→ PROBLEM REQUIREMENTS
Write the entries out again exactly; any picture among them gets left out.

→ EXERCISE INPUT

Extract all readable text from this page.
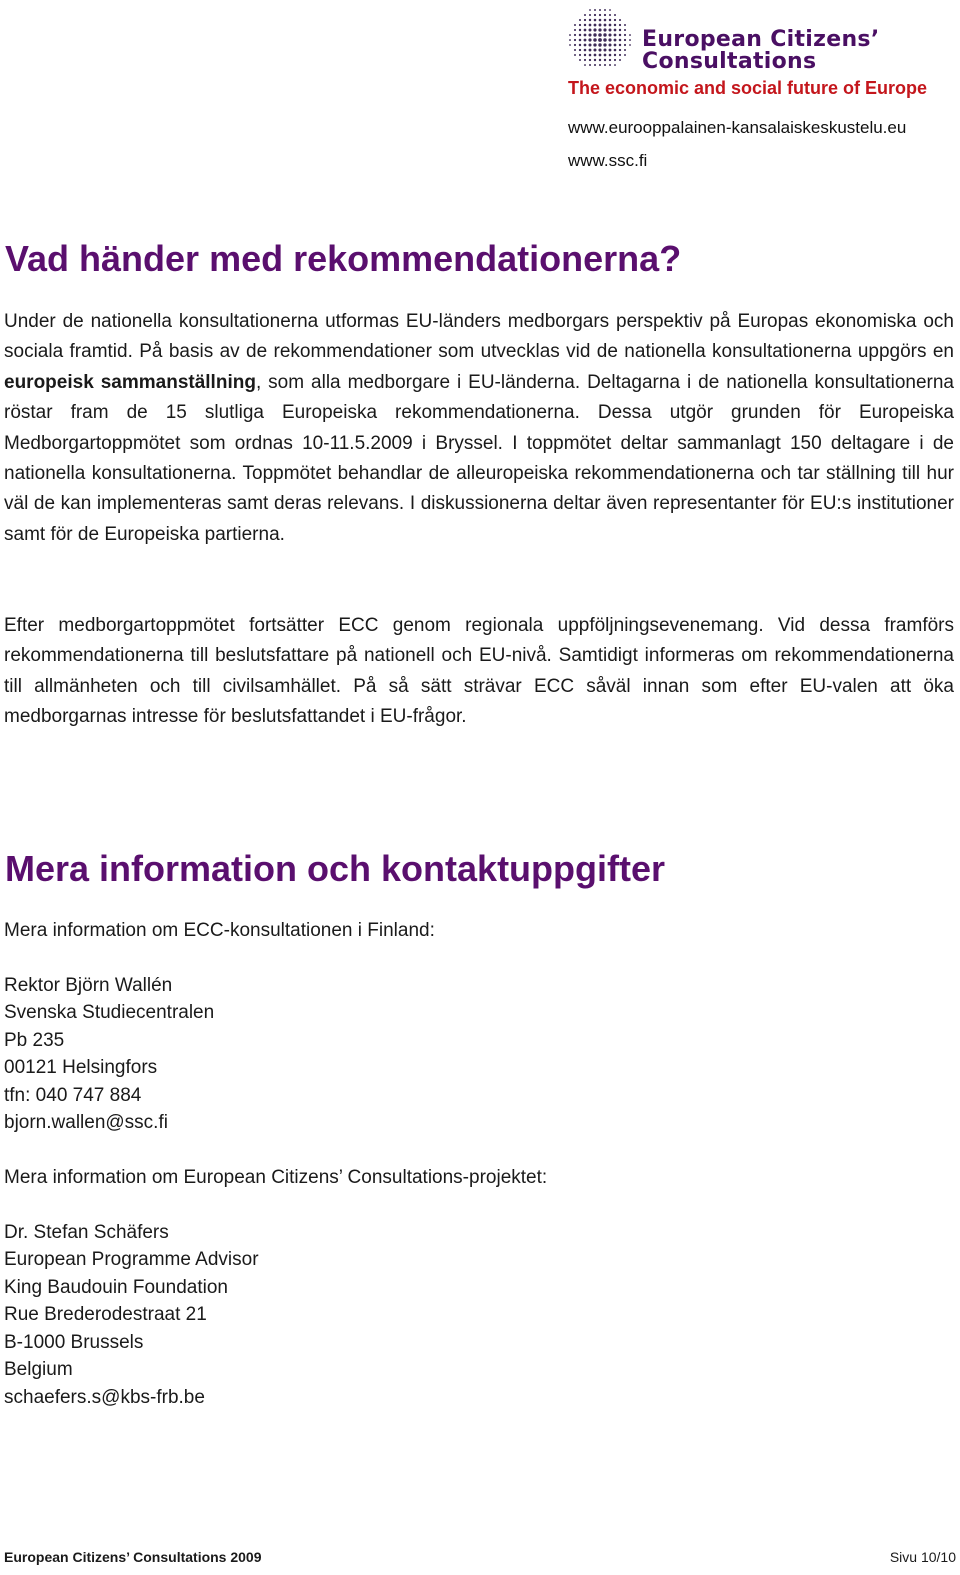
European Citizens’
Consultations
The economic and social future of Europe
www.eurooppalainen-kansalaiskeskustelu.eu
www.ssc.fi
Vad händer med rekommendationerna?

Under de nationella konsultationerna utformas EU-länders medborgars perspektiv på Europas ekonomiska och sociala framtid. På basis av de rekommendationer som utvecklas vid de nationella konsultationerna uppgörs en europeisk sammanställning, som alla medborgare i EU-länderna. Deltagarna i de nationella konsultationerna röstar fram de 15 slutliga Europeiska rekommendationerna. Dessa utgör grunden för Europeiska Medborgartoppmötet som ordnas 10-11.5.2009 i Bryssel. I toppmötet deltar sammanlagt 150 deltagare i de nationella konsultationerna. Toppmötet behandlar de alleuropeiska rekommendationerna och tar ställning till hur väl de kan implementeras samt deras relevans. I diskussionerna deltar även representanter för EU:s institutioner samt för de Europeiska partierna.

Efter medborgartoppmötet fortsätter ECC genom regionala uppföljningsevenemang. Vid dessa framförs rekommendationerna till beslutsfattare på nationell och EU-nivå. Samtidigt informeras om rekommendationerna till allmänheten och till civilsamhället. På så sätt strävar ECC såväl innan som efter EU-valen att öka medborgarnas intresse för beslutsfattandet i EU-frågor.

Mera information och kontaktuppgifter
Mera information om ECC-konsultationen i Finland:
Rektor Björn Wallén
Svenska Studiecentralen
Pb 235
00121 Helsingfors
tfn: 040 747 884
bjorn.wallen@ssc.fi
Mera information om European Citizens’ Consultations-projektet:
Dr. Stefan Schäfers
European Programme Advisor
King Baudouin Foundation
Rue Brederodestraat 21
B-1000 Brussels
Belgium
schaefers.s@kbs-frb.be
European Citizens’ Consultations 2009	Sivu 10/10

→ EXERCISE RESULT
Extract all readable text from this page.
European Citizens’
Consultations
The economic and social future of Europe
www.eurooppalainen-kansalaiskeskustelu.eu
www.ssc.fi
Vad händer med rekommendationerna?

Under de nationella konsultationerna utformas EU-länders medborgars perspektiv på Europas ekonomiska och sociala framtid. På basis av de rekommendationer som utvecklas vid de nationella konsultationerna uppgörs en europeisk sammanställning, som alla medborgare i EU-länderna. Deltagarna i de nationella konsultationerna röstar fram de 15 slutliga Europeiska rekommendationerna. Dessa utgör grunden för Europeiska Medborgartoppmötet som ordnas 10-11.5.2009 i Bryssel. I toppmötet deltar sammanlagt 150 deltagare i de nationella konsultationerna. Toppmötet behandlar de alleuropeiska rekommendationerna och tar ställning till hur väl de kan implementeras samt deras relevans. I diskussionerna deltar även representanter för EU:s institutioner samt för de Europeiska partierna.

Efter medborgartoppmötet fortsätter ECC genom regionala uppföljningsevenemang. Vid dessa framförs rekommendationerna till beslutsfattare på nationell och EU-nivå. Samtidigt informeras om rekommendationerna till allmänheten och till civilsamhället. På så sätt strävar ECC såväl innan som efter EU-valen att öka medborgarnas intresse för beslutsfattandet i EU-frågor.

Mera information och kontaktuppgifter
Mera information om ECC-konsultationen i Finland:
Rektor Björn Wallén
Svenska Studiecentralen
Pb 235
00121 Helsingfors
tfn: 040 747 884
bjorn.wallen@ssc.fi
Mera information om European Citizens’ Consultations-projektet:
Dr. Stefan Schäfers
European Programme Advisor
King Baudouin Foundation
Rue Brederodestraat 21
B-1000 Brussels
Belgium
schaefers.s@kbs-frb.be
European Citizens’ Consultations 2009	Sivu 10/10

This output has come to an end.